# The request
Transcribe everything in the data word for word. Pictures are left out.

# Figure record extracts
◆ ◆ ◆ ◆ ◆ ◆ ◆

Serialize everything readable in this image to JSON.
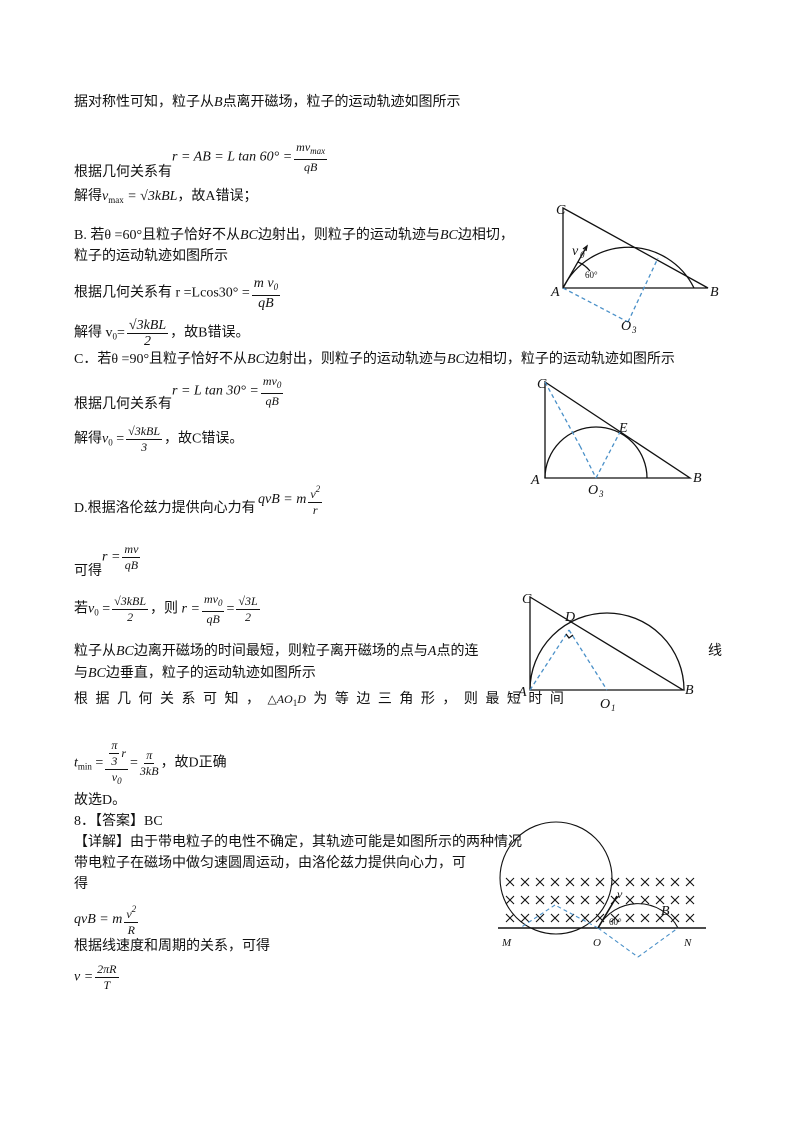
{
  "text": [
    [
      "据对称性可知，粒子从",
      "B",
      "点离开磁场，粒子的运动轨迹如图所示"
    ],
    [
      "r = AB = L tan 60° =",
      "mv",
      "max",
      "qB"
    ],
    [
      "根据几何关系有"
    ],
    [
      "解得",
      "v",
      "max",
      " = √3kBL",
      "，故A错误；"
    ],
    [
      "B. 若θ =60°且粒子恰好不从",
      "BC",
      "边射出，则粒子的运动轨迹与",
      "BC",
      "边相切，"
    ],
    [
      "粒子的运动轨迹如图所示"
    ],
    [
      "根据几何关系有 r =Lcos30° =",
      "m v",
      "0",
      "qB"
    ],
    [
      "解得 v",
      "0",
      "=",
      "√3kBL",
      "2",
      "，故B错误。"
    ],
    [
      "C．若θ =90°且粒子恰好不从",
      "BC",
      "边射出，则粒子的运动轨迹与",
      "BC",
      "边相切，粒子的运动轨迹如图所示"
    ],
    [
      "r = L tan 30° =",
      "mv",
      "0",
      "qB"
    ],
    [
      "根据几何关系有"
    ],
    [
      "解得",
      "v",
      "0",
      " =",
      "√3kBL",
      "3",
      "，故C错误。"
    ],
    [
      "qvB = m",
      "v",
      "2",
      "r"
    ],
    [
      "D.根据洛伦兹力提供向心力有"
    ],
    [
      "r =",
      "mv",
      "qB"
    ],
    [
      "可得"
    ],
    [
      "若",
      "v",
      "0",
      " =",
      "√3kBL",
      "2",
      "，则",
      "r =",
      "mv",
      "0",
      "qB",
      "=",
      "√3L",
      "2"
    ],
    [
      "粒子从",
      "BC",
      "边离开磁场的时间最短，则粒子离开磁场的点与",
      "A",
      "点的连"
    ],
    [
      "线"
    ],
    [
      "与",
      "BC",
      "边垂直，粒子的运动轨迹如图所示"
    ],
    [
      "根 据 几 何 关 系 可 知 ，",
      "△AO",
      "1",
      "D",
      "为 等 边 三 角 形 ， 则 最 短 时 间"
    ],
    [
      "t",
      "min",
      " =",
      "π",
      "3",
      "r",
      "v",
      "0",
      "=",
      "π",
      "3kB",
      "，故D正确"
    ],
    [
      "故选D。"
    ],
    [
      "8．【答案】BC"
    ],
    [
      "【详解】由于带电粒子的电性不确定，其轨迹可能是如图所示的两种情况"
    ],
    [
      "带电粒子在磁场中做匀速圆周运动，由洛伦兹力提供向心力，可"
    ],
    [
      "得"
    ],
    [
      "qvB = m",
      "v",
      "2",
      "R"
    ],
    [
      "根据线速度和周期的关系，可得"
    ],
    [
      "v =",
      "2πR",
      "T"
    ]
  ],
  "figures": [
    [
      "C",
      "v",
      "0",
      "60°",
      "A",
      "B",
      "O",
      "3"
    ],
    [
      "C",
      "E",
      "A",
      "O",
      "3",
      "B"
    ],
    [
      "C",
      "D",
      "A",
      "O",
      "1",
      "B"
    ],
    [
      "v",
      "60°",
      "B",
      "M",
      "O",
      "N"
    ]
  ]
}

◆ ◆ ◆ ◆ ◆ ◆ ◆

# Solution to this exercise
Serialize everything readable in this image to JSON.
{
  "text": [
    [
      "据对称性可知，粒子从",
      "B",
      "点离开磁场，粒子的运动轨迹如图所示"
    ],
    [
      "r = AB = L tan 60° =",
      "mv",
      "max",
      "qB"
    ],
    [
      "根据几何关系有"
    ],
    [
      "解得",
      "v",
      "max",
      " = √3kBL",
      "，故A错误；"
    ],
    [
      "B. 若θ =60°且粒子恰好不从",
      "BC",
      "边射出，则粒子的运动轨迹与",
      "BC",
      "边相切，"
    ],
    [
      "粒子的运动轨迹如图所示"
    ],
    [
      "根据几何关系有 r =Lcos30° =",
      "m v",
      "0",
      "qB"
    ],
    [
      "解得 v",
      "0",
      "=",
      "√3kBL",
      "2",
      "，故B错误。"
    ],
    [
      "C．若θ =90°且粒子恰好不从",
      "BC",
      "边射出，则粒子的运动轨迹与",
      "BC",
      "边相切，粒子的运动轨迹如图所示"
    ],
    [
      "r = L tan 30° =",
      "mv",
      "0",
      "qB"
    ],
    [
      "根据几何关系有"
    ],
    [
      "解得",
      "v",
      "0",
      " =",
      "√3kBL",
      "3",
      "，故C错误。"
    ],
    [
      "qvB = m",
      "v",
      "2",
      "r"
    ],
    [
      "D.根据洛伦兹力提供向心力有"
    ],
    [
      "r =",
      "mv",
      "qB"
    ],
    [
      "可得"
    ],
    [
      "若",
      "v",
      "0",
      " =",
      "√3kBL",
      "2",
      "，则",
      "r =",
      "mv",
      "0",
      "qB",
      "=",
      "√3L",
      "2"
    ],
    [
      "粒子从",
      "BC",
      "边离开磁场的时间最短，则粒子离开磁场的点与",
      "A",
      "点的连"
    ],
    [
      "线"
    ],
    [
      "与",
      "BC",
      "边垂直，粒子的运动轨迹如图所示"
    ],
    [
      "根 据 几 何 关 系 可 知 ，",
      "△AO",
      "1",
      "D",
      "为 等 边 三 角 形 ， 则 最 短 时 间"
    ],
    [
      "t",
      "min",
      " =",
      "π",
      "3",
      "r",
      "v",
      "0",
      "=",
      "π",
      "3kB",
      "，故D正确"
    ],
    [
      "故选D。"
    ],
    [
      "8．【答案】BC"
    ],
    [
      "【详解】由于带电粒子的电性不确定，其轨迹可能是如图所示的两种情况"
    ],
    [
      "带电粒子在磁场中做匀速圆周运动，由洛伦兹力提供向心力，可"
    ],
    [
      "得"
    ],
    [
      "qvB = m",
      "v",
      "2",
      "R"
    ],
    [
      "根据线速度和周期的关系，可得"
    ],
    [
      "v =",
      "2πR",
      "T"
    ]
  ],
  "figures": [
    [
      "C",
      "v",
      "0",
      "60°",
      "A",
      "B",
      "O",
      "3"
    ],
    [
      "C",
      "E",
      "A",
      "O",
      "3",
      "B"
    ],
    [
      "C",
      "D",
      "A",
      "O",
      "1",
      "B"
    ],
    [
      "v",
      "60°",
      "B",
      "M",
      "O",
      "N"
    ]
  ]
}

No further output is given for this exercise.